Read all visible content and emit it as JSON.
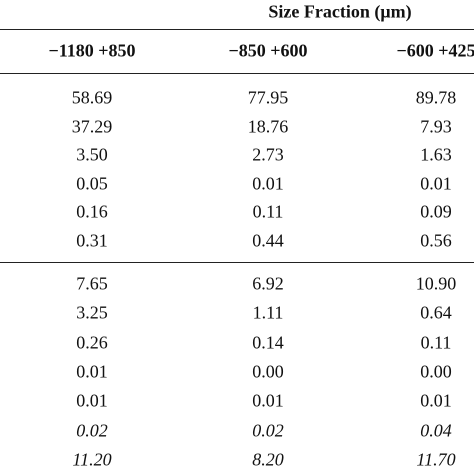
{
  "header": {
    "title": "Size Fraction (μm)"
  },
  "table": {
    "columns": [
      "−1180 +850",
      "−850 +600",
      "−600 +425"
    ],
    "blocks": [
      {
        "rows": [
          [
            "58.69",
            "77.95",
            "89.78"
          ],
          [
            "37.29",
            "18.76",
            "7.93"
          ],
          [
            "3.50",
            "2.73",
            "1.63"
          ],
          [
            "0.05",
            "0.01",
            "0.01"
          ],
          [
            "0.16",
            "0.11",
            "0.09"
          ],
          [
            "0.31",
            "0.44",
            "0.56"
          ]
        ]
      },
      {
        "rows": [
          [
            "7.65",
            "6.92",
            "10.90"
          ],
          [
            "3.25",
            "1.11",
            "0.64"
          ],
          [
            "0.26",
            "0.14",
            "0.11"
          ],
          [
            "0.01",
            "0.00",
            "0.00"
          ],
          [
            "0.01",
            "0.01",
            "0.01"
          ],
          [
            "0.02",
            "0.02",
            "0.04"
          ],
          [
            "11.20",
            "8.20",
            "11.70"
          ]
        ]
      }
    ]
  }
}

━━━━━━━━━━━━━━━━━━━━━━━━━━━━━━

PROBLEM DESCRIPTION =
Repeat the data in full and exactly. Omit pictures.

COMPLETED EXERCISE =
Read all visible content and emit it as JSON.
{
  "header": {
    "title": "Size Fraction (μm)"
  },
  "table": {
    "columns": [
      "−1180 +850",
      "−850 +600",
      "−600 +425"
    ],
    "blocks": [
      {
        "rows": [
          [
            "58.69",
            "77.95",
            "89.78"
          ],
          [
            "37.29",
            "18.76",
            "7.93"
          ],
          [
            "3.50",
            "2.73",
            "1.63"
          ],
          [
            "0.05",
            "0.01",
            "0.01"
          ],
          [
            "0.16",
            "0.11",
            "0.09"
          ],
          [
            "0.31",
            "0.44",
            "0.56"
          ]
        ]
      },
      {
        "rows": [
          [
            "7.65",
            "6.92",
            "10.90"
          ],
          [
            "3.25",
            "1.11",
            "0.64"
          ],
          [
            "0.26",
            "0.14",
            "0.11"
          ],
          [
            "0.01",
            "0.00",
            "0.00"
          ],
          [
            "0.01",
            "0.01",
            "0.01"
          ],
          [
            "0.02",
            "0.02",
            "0.04"
          ],
          [
            "11.20",
            "8.20",
            "11.70"
          ]
        ]
      }
    ]
  }
}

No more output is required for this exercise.